TASK DESCRIPTION:
Using the records below, count the lines with "weeks" in them. Give the number only.

Data items:

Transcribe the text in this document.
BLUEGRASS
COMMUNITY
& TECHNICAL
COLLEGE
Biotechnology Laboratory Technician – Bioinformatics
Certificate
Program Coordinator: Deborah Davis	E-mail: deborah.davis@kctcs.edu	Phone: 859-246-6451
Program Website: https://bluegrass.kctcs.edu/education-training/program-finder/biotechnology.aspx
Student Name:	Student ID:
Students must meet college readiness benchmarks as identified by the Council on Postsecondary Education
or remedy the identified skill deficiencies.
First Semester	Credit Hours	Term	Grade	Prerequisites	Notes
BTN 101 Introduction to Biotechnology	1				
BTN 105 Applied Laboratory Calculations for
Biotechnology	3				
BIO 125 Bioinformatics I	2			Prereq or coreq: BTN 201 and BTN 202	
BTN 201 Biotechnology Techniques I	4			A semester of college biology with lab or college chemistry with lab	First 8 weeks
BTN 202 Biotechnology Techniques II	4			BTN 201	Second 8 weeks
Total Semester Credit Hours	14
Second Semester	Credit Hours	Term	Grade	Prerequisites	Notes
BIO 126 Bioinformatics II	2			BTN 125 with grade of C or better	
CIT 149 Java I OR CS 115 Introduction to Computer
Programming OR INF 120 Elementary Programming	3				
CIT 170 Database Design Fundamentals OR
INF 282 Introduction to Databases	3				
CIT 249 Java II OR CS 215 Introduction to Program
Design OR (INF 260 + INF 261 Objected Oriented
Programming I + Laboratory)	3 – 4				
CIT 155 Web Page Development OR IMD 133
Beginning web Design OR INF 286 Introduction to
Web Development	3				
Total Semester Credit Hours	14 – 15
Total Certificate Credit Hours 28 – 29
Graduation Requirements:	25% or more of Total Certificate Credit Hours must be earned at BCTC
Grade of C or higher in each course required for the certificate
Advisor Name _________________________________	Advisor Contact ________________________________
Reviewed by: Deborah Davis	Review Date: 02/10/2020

...

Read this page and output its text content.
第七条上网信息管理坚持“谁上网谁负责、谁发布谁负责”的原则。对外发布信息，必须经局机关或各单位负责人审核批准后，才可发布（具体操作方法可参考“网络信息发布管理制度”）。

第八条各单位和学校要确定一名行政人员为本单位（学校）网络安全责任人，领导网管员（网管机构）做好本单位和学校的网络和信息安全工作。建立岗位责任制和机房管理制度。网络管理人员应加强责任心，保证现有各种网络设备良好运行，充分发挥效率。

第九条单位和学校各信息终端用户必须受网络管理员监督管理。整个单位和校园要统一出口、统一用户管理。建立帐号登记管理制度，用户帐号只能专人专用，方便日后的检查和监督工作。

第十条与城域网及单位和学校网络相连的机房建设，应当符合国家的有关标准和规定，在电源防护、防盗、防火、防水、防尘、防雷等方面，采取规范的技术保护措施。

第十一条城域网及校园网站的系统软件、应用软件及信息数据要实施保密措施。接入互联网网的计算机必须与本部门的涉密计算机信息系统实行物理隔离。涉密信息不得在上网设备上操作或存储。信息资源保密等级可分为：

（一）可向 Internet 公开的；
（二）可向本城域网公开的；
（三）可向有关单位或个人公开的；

TASK RESPONSE:
2